### DATASET RECORDS
%%

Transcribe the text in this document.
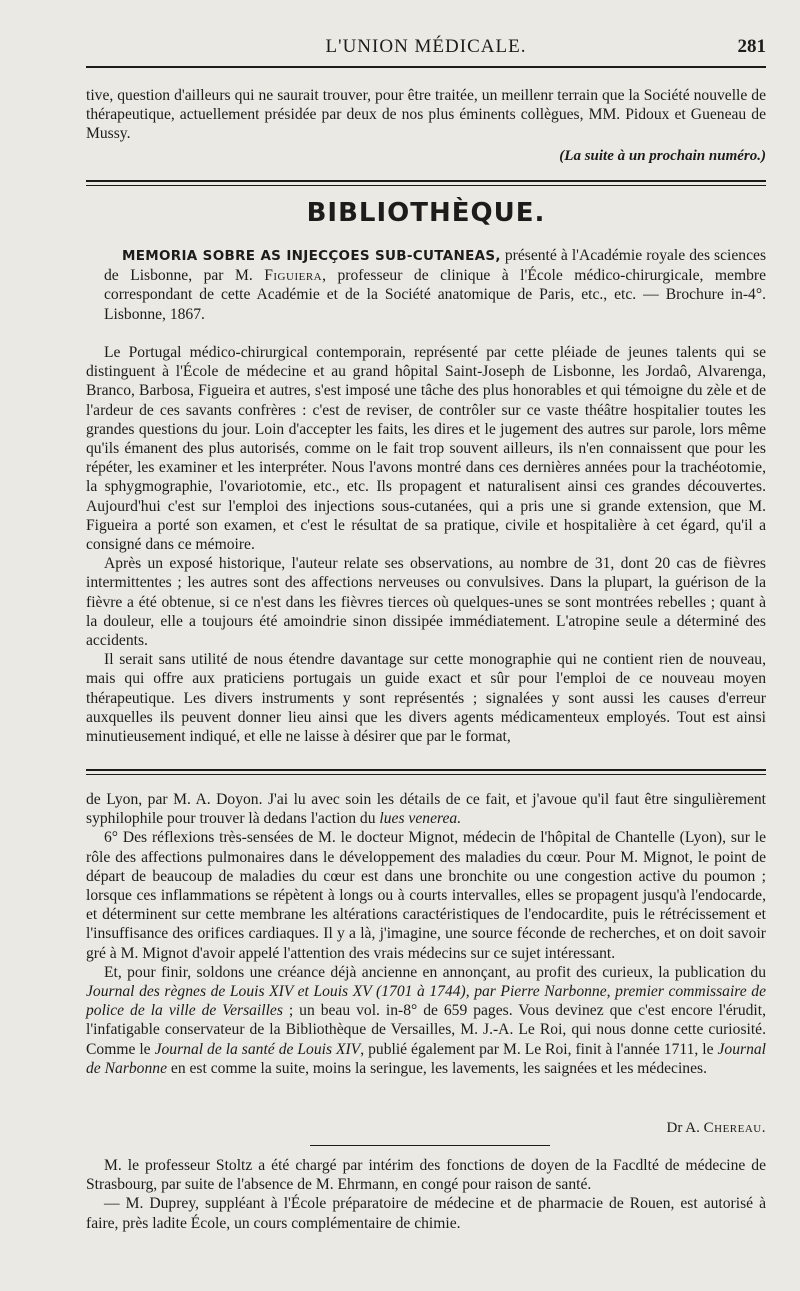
L'UNION MÉDICALE.	281

tive, question d'ailleurs qui ne saurait trouver, pour être traitée, un meillenr terrain que la Société nouvelle de thérapeutique, actuellement présidée par deux de nos plus éminents collègues, MM. Pidoux et Gueneau de Mussy.

(La suite à un prochain numéro.)
BIBLIOTHÈQUE.

MEMORIA SOBRE AS INJECÇOES SUB-CUTANEAS, présenté à l'Académie royale des sciences de Lisbonne, par M. Figuiera, professeur de clinique à l'École médico-chirurgicale, membre correspondant de cette Académie et de la Société anatomique de Paris, etc., etc. — Brochure in-4°. Lisbonne, 1867.

Le Portugal médico-chirurgical contemporain, représenté par cette pléiade de jeunes talents qui se distinguent à l'École de médecine et au grand hôpital Saint-Joseph de Lisbonne, les Jordaô, Alvarenga, Branco, Barbosa, Figueira et autres, s'est imposé une tâche des plus honorables et qui témoigne du zèle et de l'ardeur de ces savants confrères : c'est de reviser, de contrôler sur ce vaste théâtre hospitalier toutes les grandes questions du jour. Loin d'accepter les faits, les dires et le jugement des autres sur parole, lors même qu'ils émanent des plus autorisés, comme on le fait trop souvent ailleurs, ils n'en connaissent que pour les répéter, les examiner et les interpréter. Nous l'avons montré dans ces dernières années pour la trachéotomie, la sphygmographie, l'ovariotomie, etc., etc. Ils propagent et naturalisent ainsi ces grandes découvertes. Aujourd'hui c'est sur l'emploi des injections sous-cutanées, qui a pris une si grande extension, que M. Figueira a porté son examen, et c'est le résultat de sa pratique, civile et hospitalière à cet égard, qu'il a consigné dans ce mémoire.

Après un exposé historique, l'auteur relate ses observations, au nombre de 31, dont 20 cas de fièvres intermittentes ; les autres sont des affections nerveuses ou convulsives. Dans la plupart, la guérison de la fièvre a été obtenue, si ce n'est dans les fièvres tierces où quelques-unes se sont montrées rebelles ; quant à la douleur, elle a toujours été amoindrie sinon dissipée immédiatement. L'atropine seule a déterminé des accidents.

Il serait sans utilité de nous étendre davantage sur cette monographie qui ne contient rien de nouveau, mais qui offre aux praticiens portugais un guide exact et sûr pour l'emploi de ce nouveau moyen thérapeutique. Les divers instruments y sont représentés ; signalées y sont aussi les causes d'erreur auxquelles ils peuvent donner lieu ainsi que les divers agents médicamenteux employés. Tout est ainsi minutieusement indiqué, et elle ne laisse à désirer que par le format,

de Lyon, par M. A. Doyon. J'ai lu avec soin les détails de ce fait, et j'avoue qu'il faut être singulièrement syphilophile pour trouver là dedans l'action du lues venerea.

6° Des réflexions très-sensées de M. le docteur Mignot, médecin de l'hôpital de Chantelle (Lyon), sur le rôle des affections pulmonaires dans le développement des maladies du cœur. Pour M. Mignot, le point de départ de beaucoup de maladies du cœur est dans une bronchite ou une congestion active du poumon ; lorsque ces inflammations se répètent à longs ou à courts intervalles, elles se propagent jusqu'à l'endocarde, et déterminent sur cette membrane les altérations caractéristiques de l'endocardite, puis le rétrécissement et l'insuffisance des orifices cardiaques. Il y a là, j'imagine, une source féconde de recherches, et on doit savoir gré à M. Mignot d'avoir appelé l'attention des vrais médecins sur ce sujet intéressant.

Et, pour finir, soldons une créance déjà ancienne en annonçant, au profit des curieux, la publication du Journal des règnes de Louis XIV et Louis XV (1701 à 1744), par Pierre Narbonne, premier commissaire de police de la ville de Versailles ; un beau vol. in-8° de 659 pages. Vous devinez que c'est encore l'érudit, l'infatigable conservateur de la Bibliothèque de Versailles, M. J.-A. Le Roi, qui nous donne cette curiosité. Comme le Journal de la santé de Louis XIV, publié également par M. Le Roi, finit à l'année 1711, le Journal de Narbonne en est comme la suite, moins la seringue, les lavements, les saignées et les médecines.

Dr A. Chereau.

M. le professeur Stoltz a été chargé par intérim des fonctions de doyen de la Facdlté de médecine de Strasbourg, par suite de l'absence de M. Ehrmann, en congé pour raison de santé.

— M. Duprey, suppléant à l'École préparatoire de médecine et de pharmacie de Rouen, est autorisé à faire, près ladite École, un cours complémentaire de chimie.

%%

### SET PROBLEM
Exclude the images and reproduce the remaining data exactly.

### WORKED SOLUTION
Transcribe the text in this document.
L'UNION MÉDICALE.	281

tive, question d'ailleurs qui ne saurait trouver, pour être traitée, un meillenr terrain que la Société nouvelle de thérapeutique, actuellement présidée par deux de nos plus éminents collègues, MM. Pidoux et Gueneau de Mussy.

(La suite à un prochain numéro.)
BIBLIOTHÈQUE.

MEMORIA SOBRE AS INJECÇOES SUB-CUTANEAS, présenté à l'Académie royale des sciences de Lisbonne, par M. Figuiera, professeur de clinique à l'École médico-chirurgicale, membre correspondant de cette Académie et de la Société anatomique de Paris, etc., etc. — Brochure in-4°. Lisbonne, 1867.

Le Portugal médico-chirurgical contemporain, représenté par cette pléiade de jeunes talents qui se distinguent à l'École de médecine et au grand hôpital Saint-Joseph de Lisbonne, les Jordaô, Alvarenga, Branco, Barbosa, Figueira et autres, s'est imposé une tâche des plus honorables et qui témoigne du zèle et de l'ardeur de ces savants confrères : c'est de reviser, de contrôler sur ce vaste théâtre hospitalier toutes les grandes questions du jour. Loin d'accepter les faits, les dires et le jugement des autres sur parole, lors même qu'ils émanent des plus autorisés, comme on le fait trop souvent ailleurs, ils n'en connaissent que pour les répéter, les examiner et les interpréter. Nous l'avons montré dans ces dernières années pour la trachéotomie, la sphygmographie, l'ovariotomie, etc., etc. Ils propagent et naturalisent ainsi ces grandes découvertes. Aujourd'hui c'est sur l'emploi des injections sous-cutanées, qui a pris une si grande extension, que M. Figueira a porté son examen, et c'est le résultat de sa pratique, civile et hospitalière à cet égard, qu'il a consigné dans ce mémoire.

Après un exposé historique, l'auteur relate ses observations, au nombre de 31, dont 20 cas de fièvres intermittentes ; les autres sont des affections nerveuses ou convulsives. Dans la plupart, la guérison de la fièvre a été obtenue, si ce n'est dans les fièvres tierces où quelques-unes se sont montrées rebelles ; quant à la douleur, elle a toujours été amoindrie sinon dissipée immédiatement. L'atropine seule a déterminé des accidents.

Il serait sans utilité de nous étendre davantage sur cette monographie qui ne contient rien de nouveau, mais qui offre aux praticiens portugais un guide exact et sûr pour l'emploi de ce nouveau moyen thérapeutique. Les divers instruments y sont représentés ; signalées y sont aussi les causes d'erreur auxquelles ils peuvent donner lieu ainsi que les divers agents médicamenteux employés. Tout est ainsi minutieusement indiqué, et elle ne laisse à désirer que par le format,

de Lyon, par M. A. Doyon. J'ai lu avec soin les détails de ce fait, et j'avoue qu'il faut être singulièrement syphilophile pour trouver là dedans l'action du lues venerea.

6° Des réflexions très-sensées de M. le docteur Mignot, médecin de l'hôpital de Chantelle (Lyon), sur le rôle des affections pulmonaires dans le développement des maladies du cœur. Pour M. Mignot, le point de départ de beaucoup de maladies du cœur est dans une bronchite ou une congestion active du poumon ; lorsque ces inflammations se répètent à longs ou à courts intervalles, elles se propagent jusqu'à l'endocarde, et déterminent sur cette membrane les altérations caractéristiques de l'endocardite, puis le rétrécissement et l'insuffisance des orifices cardiaques. Il y a là, j'imagine, une source féconde de recherches, et on doit savoir gré à M. Mignot d'avoir appelé l'attention des vrais médecins sur ce sujet intéressant.

Et, pour finir, soldons une créance déjà ancienne en annonçant, au profit des curieux, la publication du Journal des règnes de Louis XIV et Louis XV (1701 à 1744), par Pierre Narbonne, premier commissaire de police de la ville de Versailles ; un beau vol. in-8° de 659 pages. Vous devinez que c'est encore l'érudit, l'infatigable conservateur de la Bibliothèque de Versailles, M. J.-A. Le Roi, qui nous donne cette curiosité. Comme le Journal de la santé de Louis XIV, publié également par M. Le Roi, finit à l'année 1711, le Journal de Narbonne en est comme la suite, moins la seringue, les lavements, les saignées et les médecines.

Dr A. Chereau.

M. le professeur Stoltz a été chargé par intérim des fonctions de doyen de la Facdlté de médecine de Strasbourg, par suite de l'absence de M. Ehrmann, en congé pour raison de santé.

— M. Duprey, suppléant à l'École préparatoire de médecine et de pharmacie de Rouen, est autorisé à faire, près ladite École, un cours complémentaire de chimie.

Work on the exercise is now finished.